======== GIVEN INFORMATION ========
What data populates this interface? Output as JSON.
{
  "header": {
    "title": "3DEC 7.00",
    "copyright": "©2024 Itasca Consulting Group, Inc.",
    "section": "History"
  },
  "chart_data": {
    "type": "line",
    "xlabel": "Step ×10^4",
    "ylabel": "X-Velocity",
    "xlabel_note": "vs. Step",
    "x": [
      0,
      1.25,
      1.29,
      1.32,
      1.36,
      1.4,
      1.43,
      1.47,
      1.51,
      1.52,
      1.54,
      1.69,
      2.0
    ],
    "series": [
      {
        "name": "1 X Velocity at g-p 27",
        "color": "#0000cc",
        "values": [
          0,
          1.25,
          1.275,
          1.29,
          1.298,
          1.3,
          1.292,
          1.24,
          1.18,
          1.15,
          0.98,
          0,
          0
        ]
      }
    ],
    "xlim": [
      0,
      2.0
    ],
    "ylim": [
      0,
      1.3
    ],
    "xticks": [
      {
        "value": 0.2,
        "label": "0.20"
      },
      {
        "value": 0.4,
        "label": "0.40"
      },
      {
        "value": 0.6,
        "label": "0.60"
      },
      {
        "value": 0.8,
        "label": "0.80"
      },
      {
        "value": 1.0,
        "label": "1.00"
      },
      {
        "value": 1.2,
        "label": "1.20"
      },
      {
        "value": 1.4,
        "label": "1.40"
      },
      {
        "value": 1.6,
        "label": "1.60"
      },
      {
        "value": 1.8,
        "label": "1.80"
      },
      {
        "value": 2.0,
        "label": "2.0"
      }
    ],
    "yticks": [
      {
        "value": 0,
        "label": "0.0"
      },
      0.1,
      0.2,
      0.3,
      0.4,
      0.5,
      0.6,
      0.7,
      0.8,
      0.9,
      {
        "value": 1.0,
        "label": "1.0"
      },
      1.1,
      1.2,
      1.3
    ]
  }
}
========
### WHAT IS NEEDED
Recopy the entries above exactly, with every line included.

### ANSWER
What data populates this interface? Output as JSON.
{
  "header": {
    "title": "3DEC 7.00",
    "copyright": "©2024 Itasca Consulting Group, Inc.",
    "section": "History"
  },
  "chart_data": {
    "type": "line",
    "xlabel": "Step ×10^4",
    "ylabel": "X-Velocity",
    "xlabel_note": "vs. Step",
    "x": [
      0,
      1.25,
      1.29,
      1.32,
      1.36,
      1.4,
      1.43,
      1.47,
      1.51,
      1.52,
      1.54,
      1.69,
      2.0
    ],
    "series": [
      {
        "name": "1 X Velocity at g-p 27",
        "color": "#0000cc",
        "values": [
          0,
          1.25,
          1.275,
          1.29,
          1.298,
          1.3,
          1.292,
          1.24,
          1.18,
          1.15,
          0.98,
          0,
          0
        ]
      }
    ],
    "xlim": [
      0,
      2.0
    ],
    "ylim": [
      0,
      1.3
    ],
    "xticks": [
      {
        "value": 0.2,
        "label": "0.20"
      },
      {
        "value": 0.4,
        "label": "0.40"
      },
      {
        "value": 0.6,
        "label": "0.60"
      },
      {
        "value": 0.8,
        "label": "0.80"
      },
      {
        "value": 1.0,
        "label": "1.00"
      },
      {
        "value": 1.2,
        "label": "1.20"
      },
      {
        "value": 1.4,
        "label": "1.40"
      },
      {
        "value": 1.6,
        "label": "1.60"
      },
      {
        "value": 1.8,
        "label": "1.80"
      },
      {
        "value": 2.0,
        "label": "2.0"
      }
    ],
    "yticks": [
      {
        "value": 0,
        "label": "0.0"
      },
      0.1,
      0.2,
      0.3,
      0.4,
      0.5,
      0.6,
      0.7,
      0.8,
      0.9,
      {
        "value": 1.0,
        "label": "1.0"
      },
      1.1,
      1.2,
      1.3
    ]
  }
}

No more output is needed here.